**Problem requirements**
Copy out every line of the data exactly.

Records that describe figures
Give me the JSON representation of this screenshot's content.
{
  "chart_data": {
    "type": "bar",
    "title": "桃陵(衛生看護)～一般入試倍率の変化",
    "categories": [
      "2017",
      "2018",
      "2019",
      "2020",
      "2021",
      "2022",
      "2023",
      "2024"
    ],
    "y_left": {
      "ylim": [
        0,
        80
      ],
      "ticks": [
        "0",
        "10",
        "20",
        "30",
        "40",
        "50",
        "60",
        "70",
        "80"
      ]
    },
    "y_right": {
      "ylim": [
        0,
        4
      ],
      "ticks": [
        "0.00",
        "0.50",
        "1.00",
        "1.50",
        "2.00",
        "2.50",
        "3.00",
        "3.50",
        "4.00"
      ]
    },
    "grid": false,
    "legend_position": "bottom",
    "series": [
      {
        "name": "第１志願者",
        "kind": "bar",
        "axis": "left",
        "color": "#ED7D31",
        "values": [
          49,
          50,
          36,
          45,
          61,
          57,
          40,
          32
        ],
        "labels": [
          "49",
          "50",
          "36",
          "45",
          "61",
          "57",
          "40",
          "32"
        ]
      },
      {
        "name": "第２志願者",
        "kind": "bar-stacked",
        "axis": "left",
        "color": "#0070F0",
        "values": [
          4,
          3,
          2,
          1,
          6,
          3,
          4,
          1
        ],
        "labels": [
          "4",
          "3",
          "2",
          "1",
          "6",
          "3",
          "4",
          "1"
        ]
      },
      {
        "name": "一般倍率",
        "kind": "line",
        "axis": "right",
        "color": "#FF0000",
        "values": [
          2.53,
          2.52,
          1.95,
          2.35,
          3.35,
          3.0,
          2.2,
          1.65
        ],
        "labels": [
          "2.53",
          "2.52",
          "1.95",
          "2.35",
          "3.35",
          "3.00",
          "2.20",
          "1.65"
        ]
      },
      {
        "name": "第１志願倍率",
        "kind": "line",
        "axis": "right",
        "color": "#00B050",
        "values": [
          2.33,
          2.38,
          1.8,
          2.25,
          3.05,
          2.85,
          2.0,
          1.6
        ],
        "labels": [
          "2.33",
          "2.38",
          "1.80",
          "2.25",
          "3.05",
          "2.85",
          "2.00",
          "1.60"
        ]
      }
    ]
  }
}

**The response**
Give me the JSON representation of this screenshot's content.
{
  "chart_data": {
    "type": "bar",
    "title": "桃陵(衛生看護)～一般入試倍率の変化",
    "categories": [
      "2017",
      "2018",
      "2019",
      "2020",
      "2021",
      "2022",
      "2023",
      "2024"
    ],
    "y_left": {
      "ylim": [
        0,
        80
      ],
      "ticks": [
        "0",
        "10",
        "20",
        "30",
        "40",
        "50",
        "60",
        "70",
        "80"
      ]
    },
    "y_right": {
      "ylim": [
        0,
        4
      ],
      "ticks": [
        "0.00",
        "0.50",
        "1.00",
        "1.50",
        "2.00",
        "2.50",
        "3.00",
        "3.50",
        "4.00"
      ]
    },
    "grid": false,
    "legend_position": "bottom",
    "series": [
      {
        "name": "第１志願者",
        "kind": "bar",
        "axis": "left",
        "color": "#ED7D31",
        "values": [
          49,
          50,
          36,
          45,
          61,
          57,
          40,
          32
        ],
        "labels": [
          "49",
          "50",
          "36",
          "45",
          "61",
          "57",
          "40",
          "32"
        ]
      },
      {
        "name": "第２志願者",
        "kind": "bar-stacked",
        "axis": "left",
        "color": "#0070F0",
        "values": [
          4,
          3,
          2,
          1,
          6,
          3,
          4,
          1
        ],
        "labels": [
          "4",
          "3",
          "2",
          "1",
          "6",
          "3",
          "4",
          "1"
        ]
      },
      {
        "name": "一般倍率",
        "kind": "line",
        "axis": "right",
        "color": "#FF0000",
        "values": [
          2.53,
          2.52,
          1.95,
          2.35,
          3.35,
          3.0,
          2.2,
          1.65
        ],
        "labels": [
          "2.53",
          "2.52",
          "1.95",
          "2.35",
          "3.35",
          "3.00",
          "2.20",
          "1.65"
        ]
      },
      {
        "name": "第１志願倍率",
        "kind": "line",
        "axis": "right",
        "color": "#00B050",
        "values": [
          2.33,
          2.38,
          1.8,
          2.25,
          3.05,
          2.85,
          2.0,
          1.6
        ],
        "labels": [
          "2.33",
          "2.38",
          "1.80",
          "2.25",
          "3.05",
          "2.85",
          "2.00",
          "1.60"
        ]
      }
    ]
  }
}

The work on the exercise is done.